Dataset items
— START —

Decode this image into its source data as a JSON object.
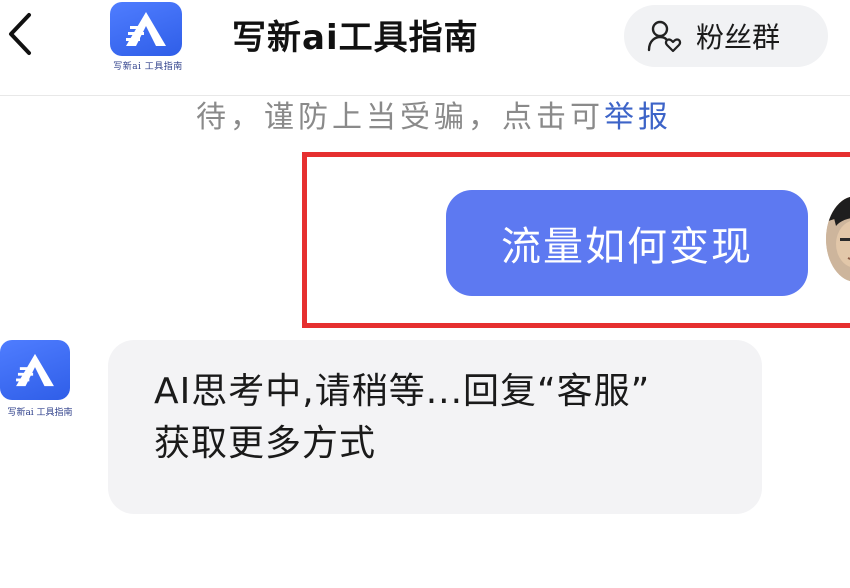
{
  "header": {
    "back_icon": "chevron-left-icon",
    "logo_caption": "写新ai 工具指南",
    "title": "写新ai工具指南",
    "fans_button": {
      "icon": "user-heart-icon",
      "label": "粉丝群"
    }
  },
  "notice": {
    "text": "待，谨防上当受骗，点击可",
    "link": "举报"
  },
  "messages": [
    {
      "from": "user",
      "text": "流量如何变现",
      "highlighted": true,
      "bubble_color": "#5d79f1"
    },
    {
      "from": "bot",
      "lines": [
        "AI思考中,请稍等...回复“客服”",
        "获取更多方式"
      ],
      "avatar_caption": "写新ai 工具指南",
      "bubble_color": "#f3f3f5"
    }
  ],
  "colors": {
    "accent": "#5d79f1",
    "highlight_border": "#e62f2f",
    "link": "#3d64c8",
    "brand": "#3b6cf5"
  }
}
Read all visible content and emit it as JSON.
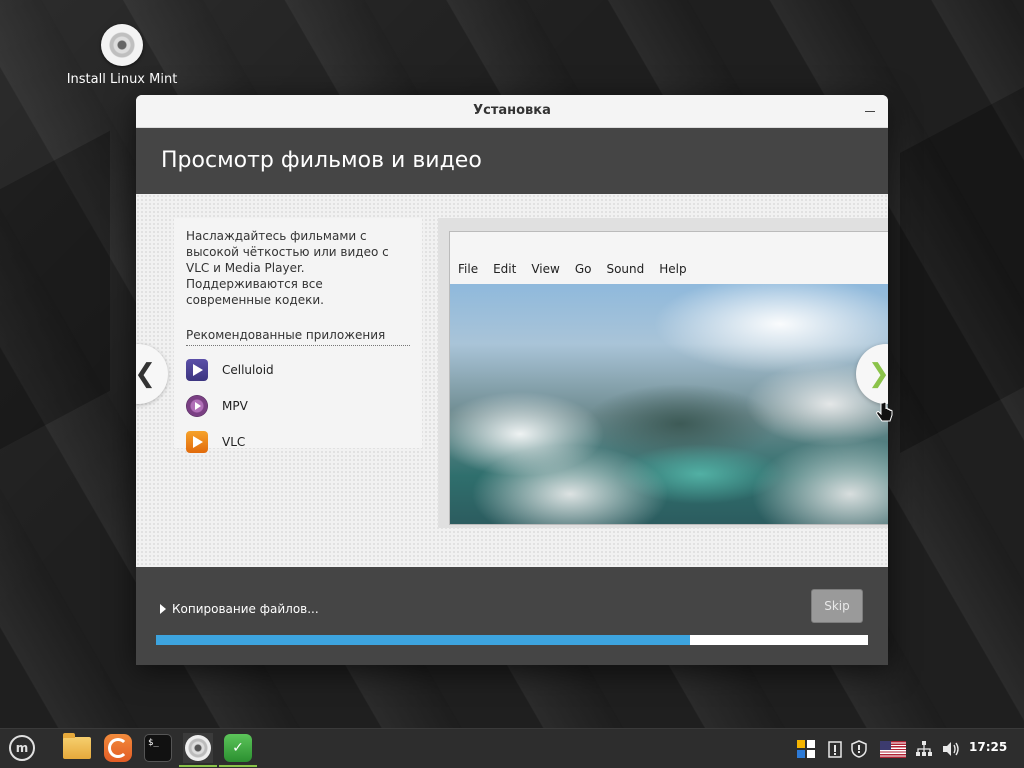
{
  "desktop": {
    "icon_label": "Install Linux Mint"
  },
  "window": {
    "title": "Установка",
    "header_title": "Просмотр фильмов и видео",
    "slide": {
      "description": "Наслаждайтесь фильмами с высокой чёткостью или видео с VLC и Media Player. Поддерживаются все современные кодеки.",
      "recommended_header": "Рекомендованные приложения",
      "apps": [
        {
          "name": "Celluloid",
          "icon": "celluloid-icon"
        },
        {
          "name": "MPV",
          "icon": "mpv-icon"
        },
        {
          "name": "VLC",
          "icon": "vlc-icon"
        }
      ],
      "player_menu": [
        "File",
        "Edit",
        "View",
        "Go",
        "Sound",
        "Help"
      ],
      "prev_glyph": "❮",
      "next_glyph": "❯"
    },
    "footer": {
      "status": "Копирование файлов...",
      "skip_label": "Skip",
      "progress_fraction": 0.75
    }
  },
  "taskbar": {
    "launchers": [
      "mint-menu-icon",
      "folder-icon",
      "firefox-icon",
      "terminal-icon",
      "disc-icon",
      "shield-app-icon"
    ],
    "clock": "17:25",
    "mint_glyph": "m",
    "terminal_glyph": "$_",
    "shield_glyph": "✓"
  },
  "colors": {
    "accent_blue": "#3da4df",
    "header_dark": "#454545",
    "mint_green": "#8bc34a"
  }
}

— END —

# EXERCISE GOAL
Filter the entries and copy out every line with the word "видео".

# SOLUTION TO THIS EXERCISE
    "header_title": "Просмотр фильмов и видео",
      "description": "Наслаждайтесь фильмами с высокой чёткостью или видео с VLC и Media Player. Поддерживаются все современные кодеки.",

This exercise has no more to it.